• _The data_:
--------------------
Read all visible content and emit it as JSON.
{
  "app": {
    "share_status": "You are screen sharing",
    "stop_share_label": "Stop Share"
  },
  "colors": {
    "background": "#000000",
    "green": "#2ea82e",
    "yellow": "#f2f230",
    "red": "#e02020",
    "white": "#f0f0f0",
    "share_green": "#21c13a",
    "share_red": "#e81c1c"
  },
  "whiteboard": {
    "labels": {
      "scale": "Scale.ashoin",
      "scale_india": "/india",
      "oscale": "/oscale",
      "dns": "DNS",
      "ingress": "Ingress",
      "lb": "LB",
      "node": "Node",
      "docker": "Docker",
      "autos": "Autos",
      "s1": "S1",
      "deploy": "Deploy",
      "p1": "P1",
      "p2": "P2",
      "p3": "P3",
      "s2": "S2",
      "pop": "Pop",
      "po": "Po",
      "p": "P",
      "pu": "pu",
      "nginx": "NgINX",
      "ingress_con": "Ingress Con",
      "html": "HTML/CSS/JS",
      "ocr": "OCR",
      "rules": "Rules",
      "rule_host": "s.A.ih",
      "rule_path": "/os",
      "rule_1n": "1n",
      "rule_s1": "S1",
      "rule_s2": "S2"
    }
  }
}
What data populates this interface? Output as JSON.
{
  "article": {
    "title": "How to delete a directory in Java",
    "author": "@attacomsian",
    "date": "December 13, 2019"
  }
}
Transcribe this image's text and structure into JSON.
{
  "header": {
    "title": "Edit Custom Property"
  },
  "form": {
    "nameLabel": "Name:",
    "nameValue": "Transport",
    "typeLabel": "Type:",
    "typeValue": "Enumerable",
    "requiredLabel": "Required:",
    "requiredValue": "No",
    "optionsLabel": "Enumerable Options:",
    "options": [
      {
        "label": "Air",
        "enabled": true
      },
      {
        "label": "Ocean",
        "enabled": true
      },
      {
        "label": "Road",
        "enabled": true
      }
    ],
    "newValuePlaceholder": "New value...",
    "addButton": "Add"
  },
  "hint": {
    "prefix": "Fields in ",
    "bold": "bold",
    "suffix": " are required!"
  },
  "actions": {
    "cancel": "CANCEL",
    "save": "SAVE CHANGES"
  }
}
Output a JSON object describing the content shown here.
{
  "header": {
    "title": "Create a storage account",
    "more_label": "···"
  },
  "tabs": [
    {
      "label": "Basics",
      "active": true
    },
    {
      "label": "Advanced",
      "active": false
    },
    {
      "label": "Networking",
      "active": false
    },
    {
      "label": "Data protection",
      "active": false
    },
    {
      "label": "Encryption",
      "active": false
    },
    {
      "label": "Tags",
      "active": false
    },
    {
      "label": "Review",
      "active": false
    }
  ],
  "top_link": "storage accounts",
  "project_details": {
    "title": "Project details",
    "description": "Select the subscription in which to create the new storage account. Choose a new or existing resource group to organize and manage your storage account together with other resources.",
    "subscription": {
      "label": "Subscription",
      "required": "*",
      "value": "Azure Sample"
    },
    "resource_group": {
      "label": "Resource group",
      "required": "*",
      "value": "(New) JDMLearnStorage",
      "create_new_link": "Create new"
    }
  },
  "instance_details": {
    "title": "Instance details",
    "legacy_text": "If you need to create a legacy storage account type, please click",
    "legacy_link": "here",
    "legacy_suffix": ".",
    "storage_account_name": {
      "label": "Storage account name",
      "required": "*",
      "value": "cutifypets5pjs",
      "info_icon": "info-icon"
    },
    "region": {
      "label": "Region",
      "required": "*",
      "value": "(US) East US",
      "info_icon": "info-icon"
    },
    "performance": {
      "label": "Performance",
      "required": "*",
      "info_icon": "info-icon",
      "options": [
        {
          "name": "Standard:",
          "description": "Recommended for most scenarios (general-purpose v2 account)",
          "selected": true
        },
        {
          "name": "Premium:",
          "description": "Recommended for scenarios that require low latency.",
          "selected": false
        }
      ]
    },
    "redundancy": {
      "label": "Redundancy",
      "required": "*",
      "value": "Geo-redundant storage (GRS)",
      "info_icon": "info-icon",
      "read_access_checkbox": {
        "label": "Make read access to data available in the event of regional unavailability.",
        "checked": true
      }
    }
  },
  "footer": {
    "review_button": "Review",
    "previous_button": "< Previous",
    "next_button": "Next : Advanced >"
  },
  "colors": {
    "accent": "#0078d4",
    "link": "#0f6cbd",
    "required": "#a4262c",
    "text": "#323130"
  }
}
--------------------
• _Task to complete_: Using the material above, print every entry exactly as written.

• _Expected output_:
Read all visible content and emit it as JSON.
{
  "app": {
    "share_status": "You are screen sharing",
    "stop_share_label": "Stop Share"
  },
  "colors": {
    "background": "#000000",
    "green": "#2ea82e",
    "yellow": "#f2f230",
    "red": "#e02020",
    "white": "#f0f0f0",
    "share_green": "#21c13a",
    "share_red": "#e81c1c"
  },
  "whiteboard": {
    "labels": {
      "scale": "Scale.ashoin",
      "scale_india": "/india",
      "oscale": "/oscale",
      "dns": "DNS",
      "ingress": "Ingress",
      "lb": "LB",
      "node": "Node",
      "docker": "Docker",
      "autos": "Autos",
      "s1": "S1",
      "deploy": "Deploy",
      "p1": "P1",
      "p2": "P2",
      "p3": "P3",
      "s2": "S2",
      "pop": "Pop",
      "po": "Po",
      "p": "P",
      "pu": "pu",
      "nginx": "NgINX",
      "ingress_con": "Ingress Con",
      "html": "HTML/CSS/JS",
      "ocr": "OCR",
      "rules": "Rules",
      "rule_host": "s.A.ih",
      "rule_path": "/os",
      "rule_1n": "1n",
      "rule_s1": "S1",
      "rule_s2": "S2"
    }
  }
}
What data populates this interface? Output as JSON.
{
  "article": {
    "title": "How to delete a directory in Java",
    "author": "@attacomsian",
    "date": "December 13, 2019"
  }
}
Transcribe this image's text and structure into JSON.
{
  "header": {
    "title": "Edit Custom Property"
  },
  "form": {
    "nameLabel": "Name:",
    "nameValue": "Transport",
    "typeLabel": "Type:",
    "typeValue": "Enumerable",
    "requiredLabel": "Required:",
    "requiredValue": "No",
    "optionsLabel": "Enumerable Options:",
    "options": [
      {
        "label": "Air",
        "enabled": true
      },
      {
        "label": "Ocean",
        "enabled": true
      },
      {
        "label": "Road",
        "enabled": true
      }
    ],
    "newValuePlaceholder": "New value...",
    "addButton": "Add"
  },
  "hint": {
    "prefix": "Fields in ",
    "bold": "bold",
    "suffix": " are required!"
  },
  "actions": {
    "cancel": "CANCEL",
    "save": "SAVE CHANGES"
  }
}
Output a JSON object describing the content shown here.
{
  "header": {
    "title": "Create a storage account",
    "more_label": "···"
  },
  "tabs": [
    {
      "label": "Basics",
      "active": true
    },
    {
      "label": "Advanced",
      "active": false
    },
    {
      "label": "Networking",
      "active": false
    },
    {
      "label": "Data protection",
      "active": false
    },
    {
      "label": "Encryption",
      "active": false
    },
    {
      "label": "Tags",
      "active": false
    },
    {
      "label": "Review",
      "active": false
    }
  ],
  "top_link": "storage accounts",
  "project_details": {
    "title": "Project details",
    "description": "Select the subscription in which to create the new storage account. Choose a new or existing resource group to organize and manage your storage account together with other resources.",
    "subscription": {
      "label": "Subscription",
      "required": "*",
      "value": "Azure Sample"
    },
    "resource_group": {
      "label": "Resource group",
      "required": "*",
      "value": "(New) JDMLearnStorage",
      "create_new_link": "Create new"
    }
  },
  "instance_details": {
    "title": "Instance details",
    "legacy_text": "If you need to create a legacy storage account type, please click",
    "legacy_link": "here",
    "legacy_suffix": ".",
    "storage_account_name": {
      "label": "Storage account name",
      "required": "*",
      "value": "cutifypets5pjs",
      "info_icon": "info-icon"
    },
    "region": {
      "label": "Region",
      "required": "*",
      "value": "(US) East US",
      "info_icon": "info-icon"
    },
    "performance": {
      "label": "Performance",
      "required": "*",
      "info_icon": "info-icon",
      "options": [
        {
          "name": "Standard:",
          "description": "Recommended for most scenarios (general-purpose v2 account)",
          "selected": true
        },
        {
          "name": "Premium:",
          "description": "Recommended for scenarios that require low latency.",
          "selected": false
        }
      ]
    },
    "redundancy": {
      "label": "Redundancy",
      "required": "*",
      "value": "Geo-redundant storage (GRS)",
      "info_icon": "info-icon",
      "read_access_checkbox": {
        "label": "Make read access to data available in the event of regional unavailability.",
        "checked": true
      }
    }
  },
  "footer": {
    "review_button": "Review",
    "previous_button": "< Previous",
    "next_button": "Next : Advanced >"
  },
  "colors": {
    "accent": "#0078d4",
    "link": "#0f6cbd",
    "required": "#a4262c",
    "text": "#323130"
  }
}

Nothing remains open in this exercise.